_WORK TO BE COMPLETED_: Reproduce the rows below unchanged, starting at the row that contains "- bar: [454, 319, 464, 433]" and ending at the row that contains "288, 324, 299]", both included.

Dataset excerpt
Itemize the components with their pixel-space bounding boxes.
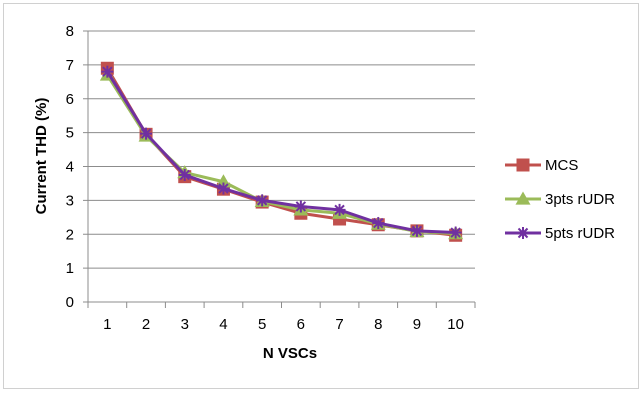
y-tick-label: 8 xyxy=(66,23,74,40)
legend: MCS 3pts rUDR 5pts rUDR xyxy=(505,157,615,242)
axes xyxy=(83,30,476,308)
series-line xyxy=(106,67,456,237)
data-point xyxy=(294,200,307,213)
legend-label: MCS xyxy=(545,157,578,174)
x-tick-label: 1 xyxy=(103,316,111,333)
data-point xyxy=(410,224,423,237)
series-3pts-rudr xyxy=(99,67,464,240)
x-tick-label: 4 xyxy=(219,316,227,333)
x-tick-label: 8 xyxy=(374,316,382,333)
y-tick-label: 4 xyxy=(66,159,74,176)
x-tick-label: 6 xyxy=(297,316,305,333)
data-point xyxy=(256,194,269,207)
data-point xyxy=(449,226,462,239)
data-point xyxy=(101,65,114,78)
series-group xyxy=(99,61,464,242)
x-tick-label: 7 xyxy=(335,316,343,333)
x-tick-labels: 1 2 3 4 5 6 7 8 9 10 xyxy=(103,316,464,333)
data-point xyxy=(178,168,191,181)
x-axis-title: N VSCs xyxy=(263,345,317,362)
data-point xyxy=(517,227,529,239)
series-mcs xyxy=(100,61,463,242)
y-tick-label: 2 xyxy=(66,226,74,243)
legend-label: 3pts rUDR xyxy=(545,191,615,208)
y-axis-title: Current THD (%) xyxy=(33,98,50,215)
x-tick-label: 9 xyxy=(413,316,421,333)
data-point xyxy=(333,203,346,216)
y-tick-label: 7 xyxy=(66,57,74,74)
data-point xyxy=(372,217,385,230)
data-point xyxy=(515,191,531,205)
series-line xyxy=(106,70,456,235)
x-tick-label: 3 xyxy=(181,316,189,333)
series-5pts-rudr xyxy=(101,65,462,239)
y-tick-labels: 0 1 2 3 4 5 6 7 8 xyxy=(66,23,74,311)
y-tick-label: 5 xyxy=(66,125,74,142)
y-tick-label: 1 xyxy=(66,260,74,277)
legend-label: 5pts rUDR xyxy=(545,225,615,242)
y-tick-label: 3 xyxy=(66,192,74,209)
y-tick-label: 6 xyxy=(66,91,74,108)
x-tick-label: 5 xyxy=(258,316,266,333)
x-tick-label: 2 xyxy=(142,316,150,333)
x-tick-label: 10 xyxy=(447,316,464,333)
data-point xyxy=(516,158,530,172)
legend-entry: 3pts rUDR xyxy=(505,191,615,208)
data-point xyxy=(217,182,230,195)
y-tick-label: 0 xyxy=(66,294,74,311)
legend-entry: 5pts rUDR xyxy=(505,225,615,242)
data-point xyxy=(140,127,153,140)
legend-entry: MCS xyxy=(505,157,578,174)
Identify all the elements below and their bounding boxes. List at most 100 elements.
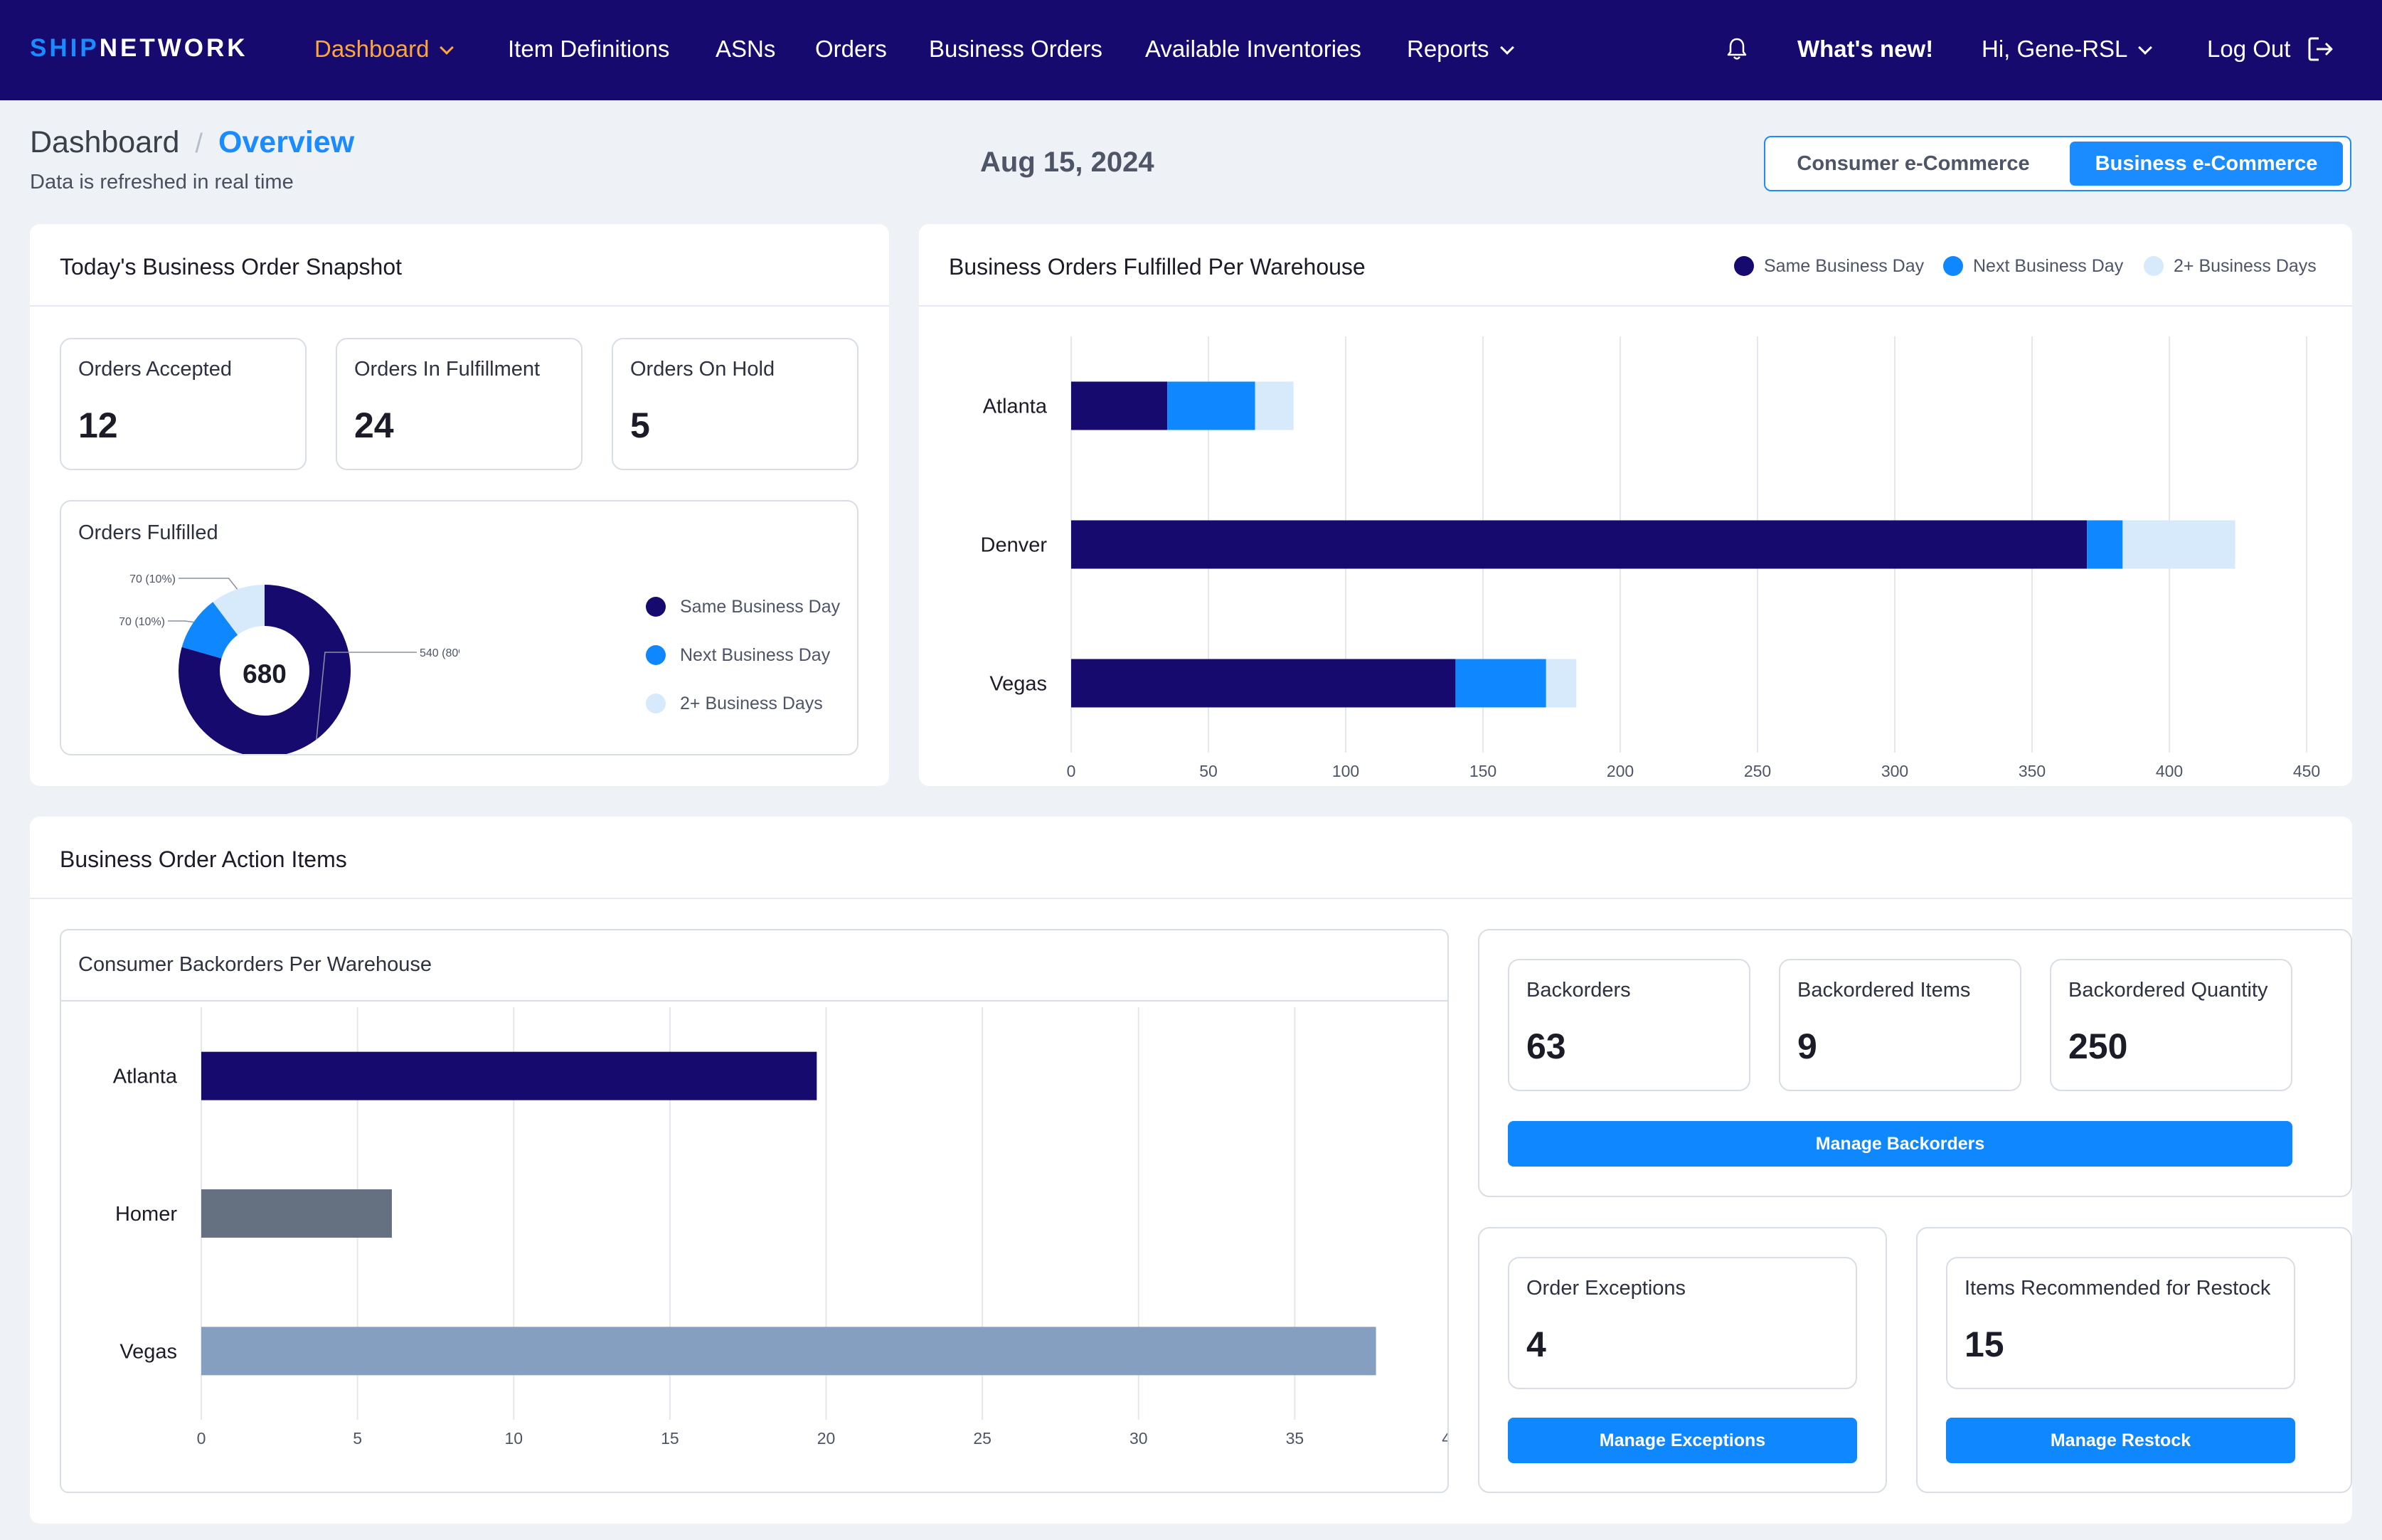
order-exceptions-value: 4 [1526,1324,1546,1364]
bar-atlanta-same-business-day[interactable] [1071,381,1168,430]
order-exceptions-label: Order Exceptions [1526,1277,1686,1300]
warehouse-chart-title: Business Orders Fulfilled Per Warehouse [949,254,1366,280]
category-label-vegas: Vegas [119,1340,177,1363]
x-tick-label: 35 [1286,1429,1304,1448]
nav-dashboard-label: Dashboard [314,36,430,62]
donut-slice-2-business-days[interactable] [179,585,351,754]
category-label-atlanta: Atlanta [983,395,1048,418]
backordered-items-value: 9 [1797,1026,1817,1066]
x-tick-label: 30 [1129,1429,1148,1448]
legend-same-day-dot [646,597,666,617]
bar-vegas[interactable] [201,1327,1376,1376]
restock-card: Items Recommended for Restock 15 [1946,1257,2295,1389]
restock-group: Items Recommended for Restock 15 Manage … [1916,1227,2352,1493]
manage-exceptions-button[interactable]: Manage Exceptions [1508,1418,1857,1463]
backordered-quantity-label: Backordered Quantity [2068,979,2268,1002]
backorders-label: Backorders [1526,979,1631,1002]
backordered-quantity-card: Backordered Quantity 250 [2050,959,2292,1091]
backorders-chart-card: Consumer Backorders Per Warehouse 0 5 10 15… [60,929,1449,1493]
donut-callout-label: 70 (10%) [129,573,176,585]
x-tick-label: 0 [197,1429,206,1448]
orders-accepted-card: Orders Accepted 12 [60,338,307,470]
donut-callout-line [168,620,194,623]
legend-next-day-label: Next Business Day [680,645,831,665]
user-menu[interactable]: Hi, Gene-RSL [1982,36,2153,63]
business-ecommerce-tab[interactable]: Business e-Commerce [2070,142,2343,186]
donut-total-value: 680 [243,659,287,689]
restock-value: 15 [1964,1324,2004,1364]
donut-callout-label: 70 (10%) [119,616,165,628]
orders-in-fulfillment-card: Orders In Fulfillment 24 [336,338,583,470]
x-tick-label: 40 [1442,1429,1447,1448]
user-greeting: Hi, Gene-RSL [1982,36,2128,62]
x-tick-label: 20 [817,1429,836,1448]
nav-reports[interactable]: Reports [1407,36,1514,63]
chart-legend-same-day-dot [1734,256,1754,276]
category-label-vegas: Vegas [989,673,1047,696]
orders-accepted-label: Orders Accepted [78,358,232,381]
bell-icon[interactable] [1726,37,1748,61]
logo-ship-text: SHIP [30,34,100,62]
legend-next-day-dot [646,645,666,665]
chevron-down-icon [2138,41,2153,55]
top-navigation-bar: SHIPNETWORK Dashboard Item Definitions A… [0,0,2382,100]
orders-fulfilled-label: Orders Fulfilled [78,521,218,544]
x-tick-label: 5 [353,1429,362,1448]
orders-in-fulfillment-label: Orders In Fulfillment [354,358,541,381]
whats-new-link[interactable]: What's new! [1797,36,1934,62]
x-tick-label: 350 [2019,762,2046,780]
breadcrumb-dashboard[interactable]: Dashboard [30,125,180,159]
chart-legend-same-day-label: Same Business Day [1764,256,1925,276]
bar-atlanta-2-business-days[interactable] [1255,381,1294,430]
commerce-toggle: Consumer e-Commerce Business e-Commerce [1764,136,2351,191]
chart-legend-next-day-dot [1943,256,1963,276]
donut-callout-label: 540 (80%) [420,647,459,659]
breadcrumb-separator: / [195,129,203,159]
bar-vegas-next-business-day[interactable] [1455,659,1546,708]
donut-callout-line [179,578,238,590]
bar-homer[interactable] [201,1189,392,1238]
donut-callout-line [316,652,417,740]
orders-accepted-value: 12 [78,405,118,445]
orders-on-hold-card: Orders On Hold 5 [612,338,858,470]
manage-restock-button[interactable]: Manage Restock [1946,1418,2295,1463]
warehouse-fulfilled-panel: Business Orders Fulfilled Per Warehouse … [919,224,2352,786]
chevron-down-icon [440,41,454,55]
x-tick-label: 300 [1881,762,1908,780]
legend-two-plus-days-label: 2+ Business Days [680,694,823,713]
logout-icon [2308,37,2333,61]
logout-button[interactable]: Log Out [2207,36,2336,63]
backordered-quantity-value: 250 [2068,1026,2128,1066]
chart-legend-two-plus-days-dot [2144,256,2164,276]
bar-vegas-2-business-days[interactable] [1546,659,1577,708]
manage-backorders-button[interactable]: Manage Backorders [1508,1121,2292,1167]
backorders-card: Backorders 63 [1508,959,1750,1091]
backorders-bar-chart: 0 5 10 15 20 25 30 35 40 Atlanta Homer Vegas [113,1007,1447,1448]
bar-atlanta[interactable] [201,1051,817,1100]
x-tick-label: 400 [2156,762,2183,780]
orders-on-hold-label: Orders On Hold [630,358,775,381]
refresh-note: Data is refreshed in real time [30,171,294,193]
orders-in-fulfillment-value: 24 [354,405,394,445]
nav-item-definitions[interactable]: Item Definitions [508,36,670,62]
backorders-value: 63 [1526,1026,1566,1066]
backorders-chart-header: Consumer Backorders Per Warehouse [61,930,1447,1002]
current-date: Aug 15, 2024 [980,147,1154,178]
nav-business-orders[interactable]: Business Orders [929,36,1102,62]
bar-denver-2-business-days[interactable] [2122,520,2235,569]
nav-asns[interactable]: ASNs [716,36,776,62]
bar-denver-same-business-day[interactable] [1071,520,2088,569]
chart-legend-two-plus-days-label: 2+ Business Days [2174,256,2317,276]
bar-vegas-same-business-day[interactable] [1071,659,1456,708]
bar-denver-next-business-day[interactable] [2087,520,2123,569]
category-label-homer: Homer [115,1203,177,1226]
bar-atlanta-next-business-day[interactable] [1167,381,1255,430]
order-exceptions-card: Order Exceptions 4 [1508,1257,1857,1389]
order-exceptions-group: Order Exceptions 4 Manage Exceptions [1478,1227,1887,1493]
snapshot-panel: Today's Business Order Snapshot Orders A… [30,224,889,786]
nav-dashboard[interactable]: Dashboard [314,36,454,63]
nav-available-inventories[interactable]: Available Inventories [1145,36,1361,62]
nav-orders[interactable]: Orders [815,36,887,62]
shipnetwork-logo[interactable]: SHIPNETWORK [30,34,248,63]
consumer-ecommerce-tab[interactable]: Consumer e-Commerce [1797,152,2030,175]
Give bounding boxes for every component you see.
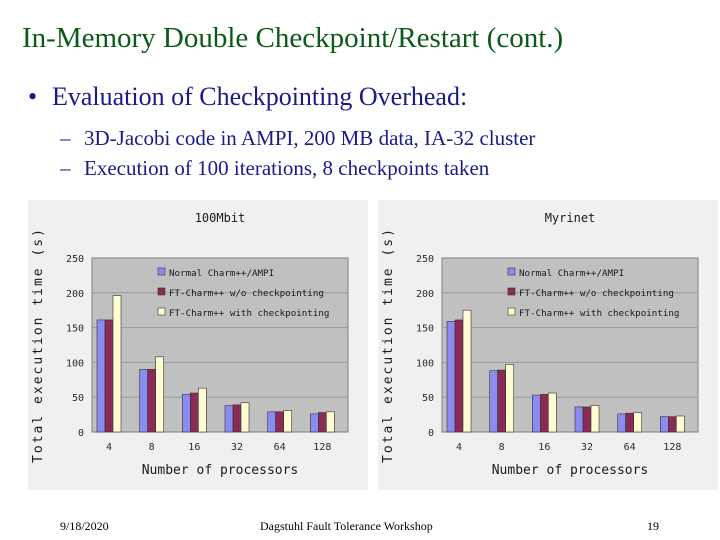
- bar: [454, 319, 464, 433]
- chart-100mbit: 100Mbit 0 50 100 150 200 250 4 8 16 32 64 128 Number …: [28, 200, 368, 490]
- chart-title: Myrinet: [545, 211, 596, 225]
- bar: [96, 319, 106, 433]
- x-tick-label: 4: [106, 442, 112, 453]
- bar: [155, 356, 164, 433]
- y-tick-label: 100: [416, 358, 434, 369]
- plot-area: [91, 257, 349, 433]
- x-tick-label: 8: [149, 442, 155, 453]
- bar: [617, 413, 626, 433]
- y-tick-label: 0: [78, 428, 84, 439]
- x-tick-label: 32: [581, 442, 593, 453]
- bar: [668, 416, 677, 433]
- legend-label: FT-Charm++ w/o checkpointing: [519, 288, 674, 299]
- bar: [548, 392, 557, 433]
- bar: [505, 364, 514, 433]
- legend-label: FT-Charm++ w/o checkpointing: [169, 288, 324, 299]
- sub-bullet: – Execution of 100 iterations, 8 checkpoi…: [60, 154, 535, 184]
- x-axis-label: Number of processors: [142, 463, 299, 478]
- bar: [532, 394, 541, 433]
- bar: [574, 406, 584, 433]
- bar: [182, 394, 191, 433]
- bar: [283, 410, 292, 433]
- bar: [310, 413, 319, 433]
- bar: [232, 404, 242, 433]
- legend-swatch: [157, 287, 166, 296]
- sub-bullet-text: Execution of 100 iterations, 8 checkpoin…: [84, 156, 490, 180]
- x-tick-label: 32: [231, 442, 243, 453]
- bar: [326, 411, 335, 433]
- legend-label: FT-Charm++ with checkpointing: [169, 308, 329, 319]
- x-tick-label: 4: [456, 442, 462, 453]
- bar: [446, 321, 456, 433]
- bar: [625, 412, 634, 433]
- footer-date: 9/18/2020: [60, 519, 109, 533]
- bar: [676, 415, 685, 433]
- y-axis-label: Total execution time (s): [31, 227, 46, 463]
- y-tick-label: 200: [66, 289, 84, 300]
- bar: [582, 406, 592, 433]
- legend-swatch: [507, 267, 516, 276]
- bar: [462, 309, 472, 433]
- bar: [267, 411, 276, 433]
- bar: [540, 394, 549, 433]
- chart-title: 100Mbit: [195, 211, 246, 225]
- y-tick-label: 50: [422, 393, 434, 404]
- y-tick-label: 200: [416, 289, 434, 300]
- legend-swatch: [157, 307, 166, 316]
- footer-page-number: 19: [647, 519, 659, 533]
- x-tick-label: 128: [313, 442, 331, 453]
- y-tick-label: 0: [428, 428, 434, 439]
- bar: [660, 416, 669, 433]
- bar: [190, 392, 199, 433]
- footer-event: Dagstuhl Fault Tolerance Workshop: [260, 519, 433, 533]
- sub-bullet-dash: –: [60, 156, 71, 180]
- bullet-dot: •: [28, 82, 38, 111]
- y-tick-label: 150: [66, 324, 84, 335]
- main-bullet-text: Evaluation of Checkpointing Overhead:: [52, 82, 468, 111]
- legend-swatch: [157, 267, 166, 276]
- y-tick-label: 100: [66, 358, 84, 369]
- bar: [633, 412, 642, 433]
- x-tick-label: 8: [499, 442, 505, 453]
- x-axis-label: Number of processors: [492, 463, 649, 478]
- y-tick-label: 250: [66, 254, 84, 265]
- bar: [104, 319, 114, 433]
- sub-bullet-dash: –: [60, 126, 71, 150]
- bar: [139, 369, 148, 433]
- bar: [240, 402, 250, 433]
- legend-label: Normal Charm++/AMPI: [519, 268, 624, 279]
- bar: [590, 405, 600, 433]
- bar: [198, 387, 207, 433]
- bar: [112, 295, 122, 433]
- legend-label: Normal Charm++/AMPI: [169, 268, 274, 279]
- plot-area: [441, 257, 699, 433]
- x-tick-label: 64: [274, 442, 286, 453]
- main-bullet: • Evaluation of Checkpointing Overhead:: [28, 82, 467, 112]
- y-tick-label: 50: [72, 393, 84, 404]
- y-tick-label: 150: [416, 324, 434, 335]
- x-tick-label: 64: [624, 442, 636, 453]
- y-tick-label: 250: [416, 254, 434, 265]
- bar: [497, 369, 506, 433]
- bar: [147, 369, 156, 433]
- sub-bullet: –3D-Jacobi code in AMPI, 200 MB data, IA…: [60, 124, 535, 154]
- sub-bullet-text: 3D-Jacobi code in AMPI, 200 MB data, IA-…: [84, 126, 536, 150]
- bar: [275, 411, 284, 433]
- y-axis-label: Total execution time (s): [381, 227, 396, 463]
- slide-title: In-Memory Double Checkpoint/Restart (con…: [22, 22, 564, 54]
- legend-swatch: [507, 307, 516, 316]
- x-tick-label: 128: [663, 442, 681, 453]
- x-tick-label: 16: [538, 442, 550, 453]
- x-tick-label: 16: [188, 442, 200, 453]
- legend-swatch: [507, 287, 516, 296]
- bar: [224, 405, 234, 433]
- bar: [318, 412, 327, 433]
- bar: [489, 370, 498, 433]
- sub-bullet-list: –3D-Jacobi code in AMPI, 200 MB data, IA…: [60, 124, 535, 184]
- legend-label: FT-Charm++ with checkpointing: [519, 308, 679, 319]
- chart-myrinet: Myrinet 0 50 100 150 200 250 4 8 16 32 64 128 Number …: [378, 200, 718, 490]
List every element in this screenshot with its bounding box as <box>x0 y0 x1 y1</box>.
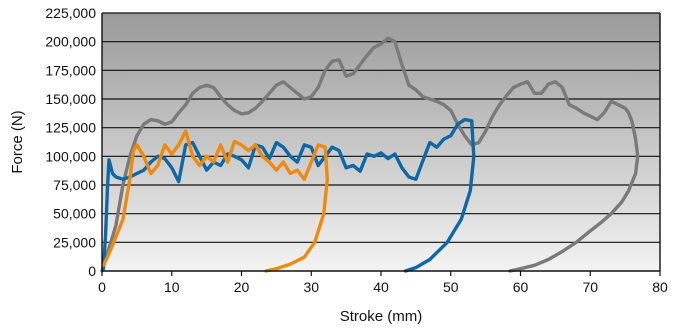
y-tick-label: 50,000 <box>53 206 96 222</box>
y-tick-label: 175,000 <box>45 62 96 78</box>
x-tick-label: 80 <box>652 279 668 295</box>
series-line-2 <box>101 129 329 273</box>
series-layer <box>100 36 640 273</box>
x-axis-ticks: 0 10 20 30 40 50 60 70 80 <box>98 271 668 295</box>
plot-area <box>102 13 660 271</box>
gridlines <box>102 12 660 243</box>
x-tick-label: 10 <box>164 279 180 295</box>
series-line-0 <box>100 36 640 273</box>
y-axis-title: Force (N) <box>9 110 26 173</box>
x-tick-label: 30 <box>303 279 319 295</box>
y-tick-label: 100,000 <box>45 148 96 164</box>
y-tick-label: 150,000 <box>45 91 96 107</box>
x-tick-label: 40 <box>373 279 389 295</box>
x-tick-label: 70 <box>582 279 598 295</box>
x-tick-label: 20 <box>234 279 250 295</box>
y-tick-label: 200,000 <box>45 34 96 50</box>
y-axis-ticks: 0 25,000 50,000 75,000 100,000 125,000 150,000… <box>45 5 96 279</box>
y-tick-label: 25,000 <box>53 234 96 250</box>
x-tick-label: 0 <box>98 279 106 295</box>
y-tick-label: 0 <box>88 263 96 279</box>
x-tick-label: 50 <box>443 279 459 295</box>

_SOLUTION TO THE EXERCISE_:
- bar: [454, 319, 464, 433]
- chart-100mbit: 100Mbit 0 50 100 150 200 250 4 8 16 32 64 128 Number …: [28, 200, 368, 490]
- chart-title: Myrinet: [545, 211, 596, 225]
- bar: [96, 319, 106, 433]
- x-tick-label: 4: [106, 442, 112, 453]
- bar: [155, 356, 164, 433]
- y-tick-label: 100: [416, 358, 434, 369]
- plot-area: [91, 257, 349, 433]
- x-tick-label: 8: [149, 442, 155, 453]
- bar: [617, 413, 626, 433]
- y-tick-label: 0: [78, 428, 84, 439]
- x-tick-label: 32: [581, 442, 593, 453]
- bar: [668, 416, 677, 433]
- legend-label: FT-Charm++ w/o checkpointing: [519, 288, 674, 299]
- bar: [548, 392, 557, 433]
- bar: [505, 364, 514, 433]
- legend-label: FT-Charm++ w/o checkpointing: [169, 288, 324, 299]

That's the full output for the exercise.